Stated problem
Every line below that holds the string "PROGRAMMATIC" should be copied out.
(begin)
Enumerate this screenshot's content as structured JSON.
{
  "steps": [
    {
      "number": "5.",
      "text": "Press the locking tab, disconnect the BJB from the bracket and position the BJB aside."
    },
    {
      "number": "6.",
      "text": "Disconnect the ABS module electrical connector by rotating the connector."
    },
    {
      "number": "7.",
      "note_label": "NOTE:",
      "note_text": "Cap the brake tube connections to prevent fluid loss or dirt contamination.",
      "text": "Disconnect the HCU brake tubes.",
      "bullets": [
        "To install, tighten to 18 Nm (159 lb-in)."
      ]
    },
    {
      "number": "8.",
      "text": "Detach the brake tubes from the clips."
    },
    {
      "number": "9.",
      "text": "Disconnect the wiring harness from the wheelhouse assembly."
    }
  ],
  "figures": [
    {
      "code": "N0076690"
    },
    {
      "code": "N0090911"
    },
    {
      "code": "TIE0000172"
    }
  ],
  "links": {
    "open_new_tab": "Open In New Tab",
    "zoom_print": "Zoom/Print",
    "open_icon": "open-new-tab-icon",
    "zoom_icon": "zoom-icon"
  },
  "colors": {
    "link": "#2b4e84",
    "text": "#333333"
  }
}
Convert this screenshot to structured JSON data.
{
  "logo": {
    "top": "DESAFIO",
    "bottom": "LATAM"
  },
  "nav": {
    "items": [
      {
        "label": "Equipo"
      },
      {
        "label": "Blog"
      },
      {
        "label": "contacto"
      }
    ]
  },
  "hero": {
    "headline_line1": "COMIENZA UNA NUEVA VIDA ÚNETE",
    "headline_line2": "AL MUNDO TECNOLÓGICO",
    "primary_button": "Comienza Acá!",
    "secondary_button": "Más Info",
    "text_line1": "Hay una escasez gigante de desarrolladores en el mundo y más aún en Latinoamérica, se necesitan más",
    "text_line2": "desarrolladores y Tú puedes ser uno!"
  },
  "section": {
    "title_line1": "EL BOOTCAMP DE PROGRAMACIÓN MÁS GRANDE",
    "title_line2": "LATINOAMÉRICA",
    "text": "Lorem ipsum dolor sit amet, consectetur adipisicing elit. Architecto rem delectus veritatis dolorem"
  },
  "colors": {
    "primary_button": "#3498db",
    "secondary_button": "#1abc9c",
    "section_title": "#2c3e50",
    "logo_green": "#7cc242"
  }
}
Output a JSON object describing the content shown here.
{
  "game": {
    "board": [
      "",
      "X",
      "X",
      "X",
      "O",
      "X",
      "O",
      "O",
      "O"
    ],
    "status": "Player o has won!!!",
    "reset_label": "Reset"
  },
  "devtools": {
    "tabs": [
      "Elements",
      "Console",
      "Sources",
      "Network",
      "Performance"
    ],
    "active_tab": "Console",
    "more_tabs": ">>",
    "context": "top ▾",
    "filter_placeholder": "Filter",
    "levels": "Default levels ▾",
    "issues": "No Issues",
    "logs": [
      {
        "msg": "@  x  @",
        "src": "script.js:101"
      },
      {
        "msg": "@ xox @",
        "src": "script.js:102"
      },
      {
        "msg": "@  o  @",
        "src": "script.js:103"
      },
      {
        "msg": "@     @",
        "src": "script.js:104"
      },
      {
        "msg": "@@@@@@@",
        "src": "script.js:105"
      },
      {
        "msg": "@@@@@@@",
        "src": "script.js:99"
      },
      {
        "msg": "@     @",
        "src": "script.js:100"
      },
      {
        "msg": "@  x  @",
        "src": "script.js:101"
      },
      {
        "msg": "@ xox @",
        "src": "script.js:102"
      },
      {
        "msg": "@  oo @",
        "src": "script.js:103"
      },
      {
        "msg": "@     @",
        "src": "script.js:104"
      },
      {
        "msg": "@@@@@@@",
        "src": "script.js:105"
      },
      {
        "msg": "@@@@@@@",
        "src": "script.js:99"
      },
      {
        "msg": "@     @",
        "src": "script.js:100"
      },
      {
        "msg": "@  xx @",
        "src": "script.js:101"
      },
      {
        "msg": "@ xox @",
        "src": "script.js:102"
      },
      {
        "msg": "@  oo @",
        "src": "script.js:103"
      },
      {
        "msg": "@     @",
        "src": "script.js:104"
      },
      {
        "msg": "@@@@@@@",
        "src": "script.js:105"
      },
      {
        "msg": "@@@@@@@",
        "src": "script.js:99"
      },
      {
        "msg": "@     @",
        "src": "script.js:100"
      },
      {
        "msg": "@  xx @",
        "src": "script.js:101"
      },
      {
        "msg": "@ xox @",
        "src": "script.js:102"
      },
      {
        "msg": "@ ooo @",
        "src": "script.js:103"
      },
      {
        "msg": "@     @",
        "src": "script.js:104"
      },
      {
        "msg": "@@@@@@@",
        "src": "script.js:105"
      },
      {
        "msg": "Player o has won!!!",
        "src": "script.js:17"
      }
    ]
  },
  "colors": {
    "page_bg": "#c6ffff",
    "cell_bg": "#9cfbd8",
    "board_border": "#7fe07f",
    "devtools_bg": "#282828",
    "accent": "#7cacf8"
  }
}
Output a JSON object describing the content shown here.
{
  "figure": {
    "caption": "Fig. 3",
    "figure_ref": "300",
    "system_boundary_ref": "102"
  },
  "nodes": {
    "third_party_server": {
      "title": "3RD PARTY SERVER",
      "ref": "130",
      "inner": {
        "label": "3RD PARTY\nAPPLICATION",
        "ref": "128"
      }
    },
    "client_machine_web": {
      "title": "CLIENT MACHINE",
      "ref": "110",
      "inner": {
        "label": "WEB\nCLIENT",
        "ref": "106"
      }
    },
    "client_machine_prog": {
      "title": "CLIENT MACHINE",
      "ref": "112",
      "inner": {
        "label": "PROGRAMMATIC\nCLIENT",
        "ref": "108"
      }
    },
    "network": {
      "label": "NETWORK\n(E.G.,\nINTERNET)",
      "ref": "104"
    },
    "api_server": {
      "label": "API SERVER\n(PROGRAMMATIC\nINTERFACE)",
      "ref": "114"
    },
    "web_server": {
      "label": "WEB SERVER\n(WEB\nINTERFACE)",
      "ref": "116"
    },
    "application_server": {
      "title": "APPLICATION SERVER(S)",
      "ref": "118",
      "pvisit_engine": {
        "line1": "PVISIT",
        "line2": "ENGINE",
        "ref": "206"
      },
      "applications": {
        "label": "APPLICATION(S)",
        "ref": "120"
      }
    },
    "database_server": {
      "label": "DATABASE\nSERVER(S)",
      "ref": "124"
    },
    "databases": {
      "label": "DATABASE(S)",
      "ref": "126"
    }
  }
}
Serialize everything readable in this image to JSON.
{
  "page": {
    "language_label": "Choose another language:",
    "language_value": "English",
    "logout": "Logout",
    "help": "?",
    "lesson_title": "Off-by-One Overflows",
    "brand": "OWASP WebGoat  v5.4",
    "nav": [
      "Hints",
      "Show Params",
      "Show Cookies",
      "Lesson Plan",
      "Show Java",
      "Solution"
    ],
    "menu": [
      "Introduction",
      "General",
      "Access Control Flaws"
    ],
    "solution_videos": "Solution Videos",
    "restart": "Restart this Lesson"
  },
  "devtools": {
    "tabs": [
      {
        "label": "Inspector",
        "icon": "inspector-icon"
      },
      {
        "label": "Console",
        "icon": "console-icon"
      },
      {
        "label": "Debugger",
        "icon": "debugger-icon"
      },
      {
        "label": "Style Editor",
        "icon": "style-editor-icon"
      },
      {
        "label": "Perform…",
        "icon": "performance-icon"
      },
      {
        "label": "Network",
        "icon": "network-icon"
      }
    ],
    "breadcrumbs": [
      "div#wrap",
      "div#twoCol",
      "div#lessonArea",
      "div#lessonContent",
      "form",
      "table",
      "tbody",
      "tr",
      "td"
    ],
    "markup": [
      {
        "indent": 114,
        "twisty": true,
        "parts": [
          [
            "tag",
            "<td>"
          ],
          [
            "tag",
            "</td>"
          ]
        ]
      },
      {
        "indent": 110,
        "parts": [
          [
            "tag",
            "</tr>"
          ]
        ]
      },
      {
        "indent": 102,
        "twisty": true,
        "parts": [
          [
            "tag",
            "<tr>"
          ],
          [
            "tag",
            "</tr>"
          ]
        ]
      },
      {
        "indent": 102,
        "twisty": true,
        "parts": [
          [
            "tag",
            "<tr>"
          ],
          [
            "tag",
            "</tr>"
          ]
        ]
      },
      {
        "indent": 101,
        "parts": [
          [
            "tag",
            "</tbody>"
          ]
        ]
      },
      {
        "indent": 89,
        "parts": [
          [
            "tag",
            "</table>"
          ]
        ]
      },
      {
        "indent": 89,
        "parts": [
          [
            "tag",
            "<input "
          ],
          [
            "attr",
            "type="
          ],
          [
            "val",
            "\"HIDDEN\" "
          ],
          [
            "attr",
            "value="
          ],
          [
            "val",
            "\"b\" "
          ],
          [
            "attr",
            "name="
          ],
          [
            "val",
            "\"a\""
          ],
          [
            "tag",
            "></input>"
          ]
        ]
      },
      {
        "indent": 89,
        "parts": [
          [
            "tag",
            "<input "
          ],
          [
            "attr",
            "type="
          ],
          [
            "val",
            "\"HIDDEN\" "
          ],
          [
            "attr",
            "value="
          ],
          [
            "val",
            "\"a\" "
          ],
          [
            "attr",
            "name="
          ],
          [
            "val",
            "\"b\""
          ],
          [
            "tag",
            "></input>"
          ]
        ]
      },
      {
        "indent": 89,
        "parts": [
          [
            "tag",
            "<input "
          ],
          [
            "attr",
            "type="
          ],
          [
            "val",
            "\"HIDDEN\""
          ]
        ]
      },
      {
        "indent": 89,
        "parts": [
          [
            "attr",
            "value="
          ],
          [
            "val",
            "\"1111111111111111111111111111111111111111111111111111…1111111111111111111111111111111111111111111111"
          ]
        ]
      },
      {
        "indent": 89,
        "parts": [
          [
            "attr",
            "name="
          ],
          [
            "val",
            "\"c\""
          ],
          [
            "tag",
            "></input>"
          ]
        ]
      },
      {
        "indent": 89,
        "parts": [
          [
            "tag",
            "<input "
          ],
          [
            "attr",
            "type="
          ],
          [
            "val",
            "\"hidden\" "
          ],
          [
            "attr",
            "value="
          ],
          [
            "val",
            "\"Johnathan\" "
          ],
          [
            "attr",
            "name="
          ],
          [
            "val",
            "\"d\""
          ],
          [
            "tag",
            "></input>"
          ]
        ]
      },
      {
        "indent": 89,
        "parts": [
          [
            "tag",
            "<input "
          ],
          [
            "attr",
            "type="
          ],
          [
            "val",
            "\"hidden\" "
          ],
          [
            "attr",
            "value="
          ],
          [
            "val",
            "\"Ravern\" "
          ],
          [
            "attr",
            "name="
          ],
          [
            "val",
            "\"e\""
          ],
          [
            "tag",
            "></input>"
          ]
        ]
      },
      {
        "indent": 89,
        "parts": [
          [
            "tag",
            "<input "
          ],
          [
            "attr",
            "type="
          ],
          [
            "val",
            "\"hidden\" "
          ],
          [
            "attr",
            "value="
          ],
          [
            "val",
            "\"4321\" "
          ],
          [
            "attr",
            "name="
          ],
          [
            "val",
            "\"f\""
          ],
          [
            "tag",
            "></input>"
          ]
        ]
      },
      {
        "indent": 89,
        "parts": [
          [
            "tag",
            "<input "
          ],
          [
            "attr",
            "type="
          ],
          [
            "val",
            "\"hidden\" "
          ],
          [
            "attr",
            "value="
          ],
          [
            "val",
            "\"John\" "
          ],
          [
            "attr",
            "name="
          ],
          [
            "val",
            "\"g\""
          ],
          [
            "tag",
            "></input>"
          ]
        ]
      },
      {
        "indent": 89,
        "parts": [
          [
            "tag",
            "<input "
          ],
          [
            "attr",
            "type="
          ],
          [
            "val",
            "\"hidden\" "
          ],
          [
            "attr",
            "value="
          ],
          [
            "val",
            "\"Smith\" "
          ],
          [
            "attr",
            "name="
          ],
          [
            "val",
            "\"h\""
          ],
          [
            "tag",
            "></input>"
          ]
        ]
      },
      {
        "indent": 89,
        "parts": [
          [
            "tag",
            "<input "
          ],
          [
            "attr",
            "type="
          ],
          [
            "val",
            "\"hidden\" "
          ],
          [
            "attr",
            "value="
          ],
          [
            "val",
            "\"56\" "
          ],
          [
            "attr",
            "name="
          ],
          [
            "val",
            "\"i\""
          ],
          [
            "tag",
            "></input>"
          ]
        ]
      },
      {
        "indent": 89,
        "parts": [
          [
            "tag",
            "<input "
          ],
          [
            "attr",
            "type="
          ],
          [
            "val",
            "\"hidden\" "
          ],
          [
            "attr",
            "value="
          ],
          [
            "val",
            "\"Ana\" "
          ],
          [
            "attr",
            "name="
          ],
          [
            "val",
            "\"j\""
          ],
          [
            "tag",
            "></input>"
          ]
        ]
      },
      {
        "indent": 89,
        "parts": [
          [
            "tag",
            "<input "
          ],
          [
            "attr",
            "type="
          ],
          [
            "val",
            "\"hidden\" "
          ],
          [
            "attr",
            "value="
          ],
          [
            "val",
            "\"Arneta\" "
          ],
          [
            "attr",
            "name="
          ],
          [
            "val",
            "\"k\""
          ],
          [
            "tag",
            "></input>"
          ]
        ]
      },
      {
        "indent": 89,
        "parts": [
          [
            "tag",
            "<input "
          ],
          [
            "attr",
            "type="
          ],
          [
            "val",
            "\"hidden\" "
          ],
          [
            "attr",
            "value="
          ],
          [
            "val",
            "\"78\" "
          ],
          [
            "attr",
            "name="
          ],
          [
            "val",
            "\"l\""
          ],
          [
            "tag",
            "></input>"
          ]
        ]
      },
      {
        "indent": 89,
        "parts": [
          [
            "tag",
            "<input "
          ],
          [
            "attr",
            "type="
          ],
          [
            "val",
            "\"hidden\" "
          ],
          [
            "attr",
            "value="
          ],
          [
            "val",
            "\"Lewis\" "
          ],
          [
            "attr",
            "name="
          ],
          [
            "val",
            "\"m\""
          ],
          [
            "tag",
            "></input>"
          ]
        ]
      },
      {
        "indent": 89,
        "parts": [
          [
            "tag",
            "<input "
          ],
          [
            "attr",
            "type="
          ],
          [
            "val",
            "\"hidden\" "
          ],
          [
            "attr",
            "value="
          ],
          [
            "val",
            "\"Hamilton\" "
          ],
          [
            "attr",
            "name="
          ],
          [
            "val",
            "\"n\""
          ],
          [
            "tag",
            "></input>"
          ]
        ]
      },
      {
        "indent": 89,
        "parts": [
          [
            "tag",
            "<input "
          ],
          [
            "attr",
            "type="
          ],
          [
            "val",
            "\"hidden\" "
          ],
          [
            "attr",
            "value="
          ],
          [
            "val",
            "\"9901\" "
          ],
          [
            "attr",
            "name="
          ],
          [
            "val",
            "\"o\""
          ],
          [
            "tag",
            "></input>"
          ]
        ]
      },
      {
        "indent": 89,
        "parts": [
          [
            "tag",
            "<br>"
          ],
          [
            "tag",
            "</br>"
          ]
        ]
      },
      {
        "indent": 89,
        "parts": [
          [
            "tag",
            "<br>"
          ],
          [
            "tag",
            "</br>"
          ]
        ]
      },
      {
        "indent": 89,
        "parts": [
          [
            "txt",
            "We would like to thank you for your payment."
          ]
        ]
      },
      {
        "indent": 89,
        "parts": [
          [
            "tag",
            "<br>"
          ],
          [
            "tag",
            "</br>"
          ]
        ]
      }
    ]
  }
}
(end)
Response to this exercise
        "label": "PROGRAMMATIC\nCLIENT",
      "label": "API SERVER\n(PROGRAMMATIC\nINTERFACE)",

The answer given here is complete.